**WHAT YOU HAVE TO DO:**
From the listing, collect all lines containing the word "Temperatura".

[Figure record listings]
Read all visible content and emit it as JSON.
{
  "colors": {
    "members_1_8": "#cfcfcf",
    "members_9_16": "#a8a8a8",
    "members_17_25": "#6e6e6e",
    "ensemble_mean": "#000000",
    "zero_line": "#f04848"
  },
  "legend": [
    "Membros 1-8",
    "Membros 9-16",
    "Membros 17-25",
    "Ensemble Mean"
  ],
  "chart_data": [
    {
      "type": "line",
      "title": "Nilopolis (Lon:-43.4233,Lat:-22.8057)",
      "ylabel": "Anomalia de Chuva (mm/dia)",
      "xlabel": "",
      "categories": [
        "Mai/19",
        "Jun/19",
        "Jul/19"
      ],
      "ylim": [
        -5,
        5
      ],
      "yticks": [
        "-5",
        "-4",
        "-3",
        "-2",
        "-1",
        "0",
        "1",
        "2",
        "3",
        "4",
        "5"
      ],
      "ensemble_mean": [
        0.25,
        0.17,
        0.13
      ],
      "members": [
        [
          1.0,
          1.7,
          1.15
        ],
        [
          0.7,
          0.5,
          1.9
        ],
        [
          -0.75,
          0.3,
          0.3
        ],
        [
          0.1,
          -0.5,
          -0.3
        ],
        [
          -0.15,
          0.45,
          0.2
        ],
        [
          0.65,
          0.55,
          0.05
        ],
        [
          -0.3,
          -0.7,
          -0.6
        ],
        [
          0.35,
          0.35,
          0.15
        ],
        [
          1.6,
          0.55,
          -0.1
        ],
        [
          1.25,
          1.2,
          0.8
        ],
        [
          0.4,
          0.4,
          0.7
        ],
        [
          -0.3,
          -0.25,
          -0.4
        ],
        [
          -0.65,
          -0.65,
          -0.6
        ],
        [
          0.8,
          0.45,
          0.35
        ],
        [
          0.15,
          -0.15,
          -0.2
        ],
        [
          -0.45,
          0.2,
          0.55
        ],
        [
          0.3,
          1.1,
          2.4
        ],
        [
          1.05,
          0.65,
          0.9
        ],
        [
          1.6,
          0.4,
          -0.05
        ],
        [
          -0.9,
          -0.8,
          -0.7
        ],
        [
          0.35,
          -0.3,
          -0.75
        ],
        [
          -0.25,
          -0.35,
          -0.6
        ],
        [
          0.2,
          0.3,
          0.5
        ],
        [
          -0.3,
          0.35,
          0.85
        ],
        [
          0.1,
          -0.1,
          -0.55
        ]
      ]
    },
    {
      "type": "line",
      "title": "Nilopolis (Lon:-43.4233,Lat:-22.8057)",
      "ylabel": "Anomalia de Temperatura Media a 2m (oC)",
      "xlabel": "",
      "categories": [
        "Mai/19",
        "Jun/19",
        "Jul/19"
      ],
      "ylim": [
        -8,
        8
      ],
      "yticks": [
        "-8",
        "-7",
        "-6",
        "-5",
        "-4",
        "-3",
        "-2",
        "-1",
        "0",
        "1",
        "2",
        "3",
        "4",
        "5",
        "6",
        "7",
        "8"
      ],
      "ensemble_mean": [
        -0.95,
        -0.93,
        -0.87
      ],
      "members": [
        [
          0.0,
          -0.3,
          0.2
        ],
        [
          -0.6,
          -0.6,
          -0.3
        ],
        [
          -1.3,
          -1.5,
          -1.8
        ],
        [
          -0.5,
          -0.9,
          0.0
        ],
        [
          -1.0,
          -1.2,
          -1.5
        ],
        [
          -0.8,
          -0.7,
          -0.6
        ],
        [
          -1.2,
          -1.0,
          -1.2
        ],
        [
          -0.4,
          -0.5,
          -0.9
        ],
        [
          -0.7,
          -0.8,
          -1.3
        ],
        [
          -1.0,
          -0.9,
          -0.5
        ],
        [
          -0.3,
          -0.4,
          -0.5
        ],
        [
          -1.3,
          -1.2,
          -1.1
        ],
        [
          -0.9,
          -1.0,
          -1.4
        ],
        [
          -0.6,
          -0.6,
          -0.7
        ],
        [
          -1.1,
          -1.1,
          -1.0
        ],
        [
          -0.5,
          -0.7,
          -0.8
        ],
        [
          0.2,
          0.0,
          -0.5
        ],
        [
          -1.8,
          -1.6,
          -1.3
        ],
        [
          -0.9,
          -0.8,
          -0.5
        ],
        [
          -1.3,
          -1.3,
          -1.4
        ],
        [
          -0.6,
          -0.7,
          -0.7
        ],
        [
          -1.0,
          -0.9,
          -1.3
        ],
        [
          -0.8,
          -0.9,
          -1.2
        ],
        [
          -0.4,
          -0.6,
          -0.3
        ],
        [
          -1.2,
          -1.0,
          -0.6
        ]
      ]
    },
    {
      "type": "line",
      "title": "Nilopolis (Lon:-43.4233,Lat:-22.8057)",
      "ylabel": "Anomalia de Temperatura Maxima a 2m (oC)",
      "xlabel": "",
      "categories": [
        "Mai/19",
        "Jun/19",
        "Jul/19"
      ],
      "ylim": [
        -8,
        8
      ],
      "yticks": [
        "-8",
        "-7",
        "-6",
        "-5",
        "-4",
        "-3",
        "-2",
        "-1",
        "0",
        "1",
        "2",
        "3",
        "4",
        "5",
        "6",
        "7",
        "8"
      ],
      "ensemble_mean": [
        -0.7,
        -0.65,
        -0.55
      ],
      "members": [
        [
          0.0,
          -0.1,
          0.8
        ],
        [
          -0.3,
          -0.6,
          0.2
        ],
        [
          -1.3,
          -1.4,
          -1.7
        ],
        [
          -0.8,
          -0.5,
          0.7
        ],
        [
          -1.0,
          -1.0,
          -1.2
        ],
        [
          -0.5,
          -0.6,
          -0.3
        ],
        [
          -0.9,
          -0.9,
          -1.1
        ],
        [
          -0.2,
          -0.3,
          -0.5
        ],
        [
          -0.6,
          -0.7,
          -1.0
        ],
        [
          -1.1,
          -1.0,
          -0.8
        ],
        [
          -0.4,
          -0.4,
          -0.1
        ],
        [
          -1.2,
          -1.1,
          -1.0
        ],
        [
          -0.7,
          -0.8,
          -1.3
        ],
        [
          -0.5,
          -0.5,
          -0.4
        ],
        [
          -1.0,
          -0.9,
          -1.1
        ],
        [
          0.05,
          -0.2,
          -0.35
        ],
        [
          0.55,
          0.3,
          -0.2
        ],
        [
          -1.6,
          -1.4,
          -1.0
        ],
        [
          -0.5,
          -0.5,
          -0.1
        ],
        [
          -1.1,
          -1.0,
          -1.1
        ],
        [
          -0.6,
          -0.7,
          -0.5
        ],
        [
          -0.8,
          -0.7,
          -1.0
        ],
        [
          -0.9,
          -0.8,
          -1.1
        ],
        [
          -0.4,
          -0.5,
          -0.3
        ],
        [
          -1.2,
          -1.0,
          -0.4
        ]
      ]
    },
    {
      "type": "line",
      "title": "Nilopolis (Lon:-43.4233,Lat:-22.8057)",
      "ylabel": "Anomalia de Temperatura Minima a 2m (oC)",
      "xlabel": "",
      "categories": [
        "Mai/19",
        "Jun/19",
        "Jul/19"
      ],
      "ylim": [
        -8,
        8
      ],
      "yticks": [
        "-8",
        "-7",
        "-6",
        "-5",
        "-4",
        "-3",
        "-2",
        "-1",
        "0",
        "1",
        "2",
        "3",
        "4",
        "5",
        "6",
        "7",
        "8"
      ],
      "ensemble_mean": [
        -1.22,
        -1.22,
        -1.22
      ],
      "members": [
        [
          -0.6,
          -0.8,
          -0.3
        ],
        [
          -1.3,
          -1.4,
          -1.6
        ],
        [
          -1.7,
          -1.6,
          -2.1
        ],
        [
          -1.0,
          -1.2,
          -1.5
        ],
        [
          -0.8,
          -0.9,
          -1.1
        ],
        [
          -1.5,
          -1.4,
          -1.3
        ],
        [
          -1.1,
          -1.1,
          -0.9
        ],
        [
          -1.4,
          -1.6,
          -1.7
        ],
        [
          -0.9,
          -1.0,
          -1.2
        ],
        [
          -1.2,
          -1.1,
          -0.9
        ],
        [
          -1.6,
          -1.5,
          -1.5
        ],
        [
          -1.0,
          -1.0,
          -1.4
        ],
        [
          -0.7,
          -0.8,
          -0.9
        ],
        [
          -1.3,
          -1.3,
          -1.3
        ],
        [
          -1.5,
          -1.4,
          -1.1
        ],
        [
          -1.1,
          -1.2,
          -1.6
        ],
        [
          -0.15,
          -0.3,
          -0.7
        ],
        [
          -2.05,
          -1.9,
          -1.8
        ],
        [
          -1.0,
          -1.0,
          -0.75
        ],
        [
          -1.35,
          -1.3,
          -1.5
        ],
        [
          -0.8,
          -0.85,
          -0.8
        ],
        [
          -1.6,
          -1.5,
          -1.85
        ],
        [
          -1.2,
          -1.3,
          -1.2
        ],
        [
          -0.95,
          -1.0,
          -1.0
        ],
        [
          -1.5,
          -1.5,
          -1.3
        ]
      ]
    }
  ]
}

**COMPLETE RESPONSE:**
      "ylabel": "Anomalia de Temperatura Media a 2m (oC)",
      "ylabel": "Anomalia de Temperatura Maxima a 2m (oC)",
      "ylabel": "Anomalia de Temperatura Minima a 2m (oC)",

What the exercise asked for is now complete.